**Records for this exercise:**
========================

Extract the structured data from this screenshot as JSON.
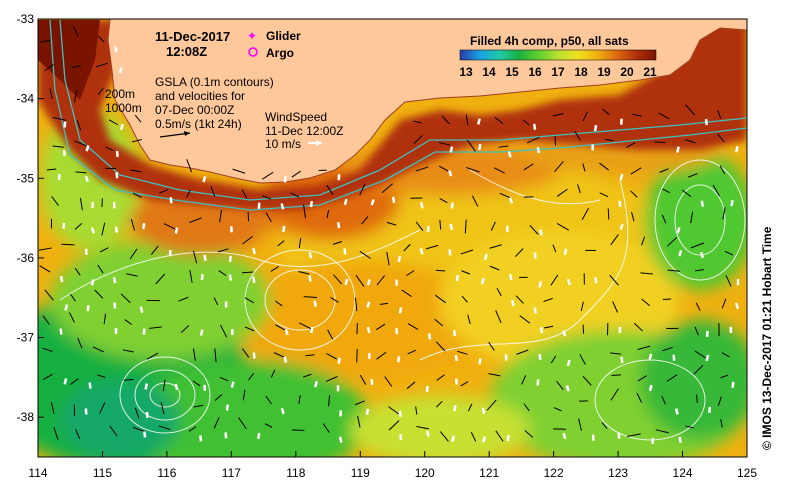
{
  "map": {
    "lon_ticks": [
      "114",
      "115",
      "116",
      "117",
      "118",
      "119",
      "120",
      "121",
      "122",
      "123",
      "124",
      "125"
    ],
    "lat_ticks": [
      "-33",
      "-34",
      "-35",
      "-36",
      "-37",
      "-38"
    ],
    "lon_range": [
      114,
      125
    ],
    "lat_range": [
      -38.5,
      -33
    ]
  },
  "header": {
    "date": "11-Dec-2017",
    "time": "12:08Z"
  },
  "legend": {
    "glider": "Glider",
    "argo": "Argo",
    "glider_color": "#ff00ff",
    "argo_color": "#ff00ff"
  },
  "gsla": {
    "line1": "GSLA (0.1m contours)",
    "line2": "and velocities for",
    "line3": "07-Dec 00:00Z",
    "line4": "0.5m/s (1kt 24h)"
  },
  "bathy": {
    "label1": "200m",
    "label2": "1000m"
  },
  "wind": {
    "label": "WindSpeed",
    "time": "11-Dec 12:00Z",
    "speed": "10 m/s"
  },
  "colorbar": {
    "title": "Filled 4h comp, p50, all sats",
    "ticks": [
      "13",
      "14",
      "15",
      "16",
      "17",
      "18",
      "19",
      "20",
      "21"
    ],
    "colors": [
      "#2a3aa8",
      "#1aa0e6",
      "#20c8a8",
      "#18b040",
      "#60d030",
      "#b8e030",
      "#f0e020",
      "#f0b010",
      "#e06a10",
      "#b03008",
      "#7a1400"
    ]
  },
  "credit": "© IMOS 13-Dec-2017 01:21 Hobart Time",
  "land_color": "#ffc89a"
}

========================

**Aim of the exercise:**
Give every record again exactly, apart from the pictures, which stay out.

**Answer to the problem:**
Extract the structured data from this screenshot as JSON.
{
  "map": {
    "lon_ticks": [
      "114",
      "115",
      "116",
      "117",
      "118",
      "119",
      "120",
      "121",
      "122",
      "123",
      "124",
      "125"
    ],
    "lat_ticks": [
      "-33",
      "-34",
      "-35",
      "-36",
      "-37",
      "-38"
    ],
    "lon_range": [
      114,
      125
    ],
    "lat_range": [
      -38.5,
      -33
    ]
  },
  "header": {
    "date": "11-Dec-2017",
    "time": "12:08Z"
  },
  "legend": {
    "glider": "Glider",
    "argo": "Argo",
    "glider_color": "#ff00ff",
    "argo_color": "#ff00ff"
  },
  "gsla": {
    "line1": "GSLA (0.1m contours)",
    "line2": "and velocities for",
    "line3": "07-Dec 00:00Z",
    "line4": "0.5m/s (1kt 24h)"
  },
  "bathy": {
    "label1": "200m",
    "label2": "1000m"
  },
  "wind": {
    "label": "WindSpeed",
    "time": "11-Dec 12:00Z",
    "speed": "10 m/s"
  },
  "colorbar": {
    "title": "Filled 4h comp, p50, all sats",
    "ticks": [
      "13",
      "14",
      "15",
      "16",
      "17",
      "18",
      "19",
      "20",
      "21"
    ],
    "colors": [
      "#2a3aa8",
      "#1aa0e6",
      "#20c8a8",
      "#18b040",
      "#60d030",
      "#b8e030",
      "#f0e020",
      "#f0b010",
      "#e06a10",
      "#b03008",
      "#7a1400"
    ]
  },
  "credit": "© IMOS 13-Dec-2017 01:21 Hobart Time",
  "land_color": "#ffc89a"
}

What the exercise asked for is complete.